[start]

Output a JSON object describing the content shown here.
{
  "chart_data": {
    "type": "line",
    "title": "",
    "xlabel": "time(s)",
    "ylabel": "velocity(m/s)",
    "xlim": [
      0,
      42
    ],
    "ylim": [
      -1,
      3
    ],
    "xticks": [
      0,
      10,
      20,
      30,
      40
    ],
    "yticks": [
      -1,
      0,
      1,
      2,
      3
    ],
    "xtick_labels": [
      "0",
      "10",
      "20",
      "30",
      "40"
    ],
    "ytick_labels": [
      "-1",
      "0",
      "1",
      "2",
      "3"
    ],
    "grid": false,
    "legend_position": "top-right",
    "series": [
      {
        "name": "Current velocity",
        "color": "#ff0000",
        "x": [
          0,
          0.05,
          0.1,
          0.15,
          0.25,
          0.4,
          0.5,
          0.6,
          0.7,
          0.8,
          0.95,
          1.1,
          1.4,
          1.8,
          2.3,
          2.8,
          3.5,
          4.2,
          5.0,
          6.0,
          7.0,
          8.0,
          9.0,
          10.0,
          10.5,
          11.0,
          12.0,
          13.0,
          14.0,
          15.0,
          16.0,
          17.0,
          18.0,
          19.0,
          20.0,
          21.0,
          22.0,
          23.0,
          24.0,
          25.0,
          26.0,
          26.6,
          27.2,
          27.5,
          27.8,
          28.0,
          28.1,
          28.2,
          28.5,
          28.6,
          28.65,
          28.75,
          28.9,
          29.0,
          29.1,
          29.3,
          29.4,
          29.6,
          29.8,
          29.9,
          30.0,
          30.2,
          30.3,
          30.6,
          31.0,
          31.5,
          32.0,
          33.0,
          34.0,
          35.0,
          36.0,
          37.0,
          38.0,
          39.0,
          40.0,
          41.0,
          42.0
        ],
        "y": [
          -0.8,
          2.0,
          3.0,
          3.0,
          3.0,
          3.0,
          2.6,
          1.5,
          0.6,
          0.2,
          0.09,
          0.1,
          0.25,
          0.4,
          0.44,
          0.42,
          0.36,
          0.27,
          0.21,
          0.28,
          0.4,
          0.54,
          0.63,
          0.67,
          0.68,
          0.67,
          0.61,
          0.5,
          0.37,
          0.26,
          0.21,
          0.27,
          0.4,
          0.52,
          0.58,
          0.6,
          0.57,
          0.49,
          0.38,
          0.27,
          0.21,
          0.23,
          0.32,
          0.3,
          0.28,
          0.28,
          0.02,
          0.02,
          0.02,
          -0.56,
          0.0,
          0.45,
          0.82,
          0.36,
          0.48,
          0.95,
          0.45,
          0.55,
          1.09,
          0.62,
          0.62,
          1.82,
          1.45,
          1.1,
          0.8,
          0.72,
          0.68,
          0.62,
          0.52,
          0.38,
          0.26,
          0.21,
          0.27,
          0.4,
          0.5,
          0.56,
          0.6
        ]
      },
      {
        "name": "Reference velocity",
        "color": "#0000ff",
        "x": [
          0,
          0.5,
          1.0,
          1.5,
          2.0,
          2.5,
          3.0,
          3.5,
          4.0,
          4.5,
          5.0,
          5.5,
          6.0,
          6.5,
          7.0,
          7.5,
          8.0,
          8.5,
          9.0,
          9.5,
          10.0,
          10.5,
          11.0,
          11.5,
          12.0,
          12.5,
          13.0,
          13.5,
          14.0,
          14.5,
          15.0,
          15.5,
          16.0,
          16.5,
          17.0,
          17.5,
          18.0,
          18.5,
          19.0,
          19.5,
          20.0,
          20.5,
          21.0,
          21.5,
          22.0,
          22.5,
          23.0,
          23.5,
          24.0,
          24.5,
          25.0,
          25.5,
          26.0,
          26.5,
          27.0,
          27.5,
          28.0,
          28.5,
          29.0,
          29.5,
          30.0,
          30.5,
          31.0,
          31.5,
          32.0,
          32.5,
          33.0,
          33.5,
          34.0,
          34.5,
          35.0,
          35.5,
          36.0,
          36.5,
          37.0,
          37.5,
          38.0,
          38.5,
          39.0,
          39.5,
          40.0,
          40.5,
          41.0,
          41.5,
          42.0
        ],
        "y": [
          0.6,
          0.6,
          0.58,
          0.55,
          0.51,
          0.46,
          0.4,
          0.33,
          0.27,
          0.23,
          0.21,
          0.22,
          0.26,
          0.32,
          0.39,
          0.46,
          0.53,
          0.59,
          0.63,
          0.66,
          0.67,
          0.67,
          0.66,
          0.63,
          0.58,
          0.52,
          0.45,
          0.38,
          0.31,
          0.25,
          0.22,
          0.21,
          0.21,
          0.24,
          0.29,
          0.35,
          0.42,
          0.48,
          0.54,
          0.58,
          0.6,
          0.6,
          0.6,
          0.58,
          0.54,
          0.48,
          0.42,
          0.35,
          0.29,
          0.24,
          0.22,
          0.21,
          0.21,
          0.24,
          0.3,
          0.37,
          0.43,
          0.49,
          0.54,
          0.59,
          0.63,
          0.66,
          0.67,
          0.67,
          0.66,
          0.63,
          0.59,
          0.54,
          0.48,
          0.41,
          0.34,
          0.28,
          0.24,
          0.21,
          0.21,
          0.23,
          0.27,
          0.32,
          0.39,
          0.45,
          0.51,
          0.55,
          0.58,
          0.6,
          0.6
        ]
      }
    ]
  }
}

[end]

The request - Reproduce each entry word for word.

Written answer -
Output a JSON object describing the content shown here.
{
  "chart_data": {
    "type": "line",
    "title": "",
    "xlabel": "time(s)",
    "ylabel": "velocity(m/s)",
    "xlim": [
      0,
      42
    ],
    "ylim": [
      -1,
      3
    ],
    "xticks": [
      0,
      10,
      20,
      30,
      40
    ],
    "yticks": [
      -1,
      0,
      1,
      2,
      3
    ],
    "xtick_labels": [
      "0",
      "10",
      "20",
      "30",
      "40"
    ],
    "ytick_labels": [
      "-1",
      "0",
      "1",
      "2",
      "3"
    ],
    "grid": false,
    "legend_position": "top-right",
    "series": [
      {
        "name": "Current velocity",
        "color": "#ff0000",
        "x": [
          0,
          0.05,
          0.1,
          0.15,
          0.25,
          0.4,
          0.5,
          0.6,
          0.7,
          0.8,
          0.95,
          1.1,
          1.4,
          1.8,
          2.3,
          2.8,
          3.5,
          4.2,
          5.0,
          6.0,
          7.0,
          8.0,
          9.0,
          10.0,
          10.5,
          11.0,
          12.0,
          13.0,
          14.0,
          15.0,
          16.0,
          17.0,
          18.0,
          19.0,
          20.0,
          21.0,
          22.0,
          23.0,
          24.0,
          25.0,
          26.0,
          26.6,
          27.2,
          27.5,
          27.8,
          28.0,
          28.1,
          28.2,
          28.5,
          28.6,
          28.65,
          28.75,
          28.9,
          29.0,
          29.1,
          29.3,
          29.4,
          29.6,
          29.8,
          29.9,
          30.0,
          30.2,
          30.3,
          30.6,
          31.0,
          31.5,
          32.0,
          33.0,
          34.0,
          35.0,
          36.0,
          37.0,
          38.0,
          39.0,
          40.0,
          41.0,
          42.0
        ],
        "y": [
          -0.8,
          2.0,
          3.0,
          3.0,
          3.0,
          3.0,
          2.6,
          1.5,
          0.6,
          0.2,
          0.09,
          0.1,
          0.25,
          0.4,
          0.44,
          0.42,
          0.36,
          0.27,
          0.21,
          0.28,
          0.4,
          0.54,
          0.63,
          0.67,
          0.68,
          0.67,
          0.61,
          0.5,
          0.37,
          0.26,
          0.21,
          0.27,
          0.4,
          0.52,
          0.58,
          0.6,
          0.57,
          0.49,
          0.38,
          0.27,
          0.21,
          0.23,
          0.32,
          0.3,
          0.28,
          0.28,
          0.02,
          0.02,
          0.02,
          -0.56,
          0.0,
          0.45,
          0.82,
          0.36,
          0.48,
          0.95,
          0.45,
          0.55,
          1.09,
          0.62,
          0.62,
          1.82,
          1.45,
          1.1,
          0.8,
          0.72,
          0.68,
          0.62,
          0.52,
          0.38,
          0.26,
          0.21,
          0.27,
          0.4,
          0.5,
          0.56,
          0.6
        ]
      },
      {
        "name": "Reference velocity",
        "color": "#0000ff",
        "x": [
          0,
          0.5,
          1.0,
          1.5,
          2.0,
          2.5,
          3.0,
          3.5,
          4.0,
          4.5,
          5.0,
          5.5,
          6.0,
          6.5,
          7.0,
          7.5,
          8.0,
          8.5,
          9.0,
          9.5,
          10.0,
          10.5,
          11.0,
          11.5,
          12.0,
          12.5,
          13.0,
          13.5,
          14.0,
          14.5,
          15.0,
          15.5,
          16.0,
          16.5,
          17.0,
          17.5,
          18.0,
          18.5,
          19.0,
          19.5,
          20.0,
          20.5,
          21.0,
          21.5,
          22.0,
          22.5,
          23.0,
          23.5,
          24.0,
          24.5,
          25.0,
          25.5,
          26.0,
          26.5,
          27.0,
          27.5,
          28.0,
          28.5,
          29.0,
          29.5,
          30.0,
          30.5,
          31.0,
          31.5,
          32.0,
          32.5,
          33.0,
          33.5,
          34.0,
          34.5,
          35.0,
          35.5,
          36.0,
          36.5,
          37.0,
          37.5,
          38.0,
          38.5,
          39.0,
          39.5,
          40.0,
          40.5,
          41.0,
          41.5,
          42.0
        ],
        "y": [
          0.6,
          0.6,
          0.58,
          0.55,
          0.51,
          0.46,
          0.4,
          0.33,
          0.27,
          0.23,
          0.21,
          0.22,
          0.26,
          0.32,
          0.39,
          0.46,
          0.53,
          0.59,
          0.63,
          0.66,
          0.67,
          0.67,
          0.66,
          0.63,
          0.58,
          0.52,
          0.45,
          0.38,
          0.31,
          0.25,
          0.22,
          0.21,
          0.21,
          0.24,
          0.29,
          0.35,
          0.42,
          0.48,
          0.54,
          0.58,
          0.6,
          0.6,
          0.6,
          0.58,
          0.54,
          0.48,
          0.42,
          0.35,
          0.29,
          0.24,
          0.22,
          0.21,
          0.21,
          0.24,
          0.3,
          0.37,
          0.43,
          0.49,
          0.54,
          0.59,
          0.63,
          0.66,
          0.67,
          0.67,
          0.66,
          0.63,
          0.59,
          0.54,
          0.48,
          0.41,
          0.34,
          0.28,
          0.24,
          0.21,
          0.21,
          0.23,
          0.27,
          0.32,
          0.39,
          0.45,
          0.51,
          0.55,
          0.58,
          0.6,
          0.6
        ]
      }
    ]
  }
}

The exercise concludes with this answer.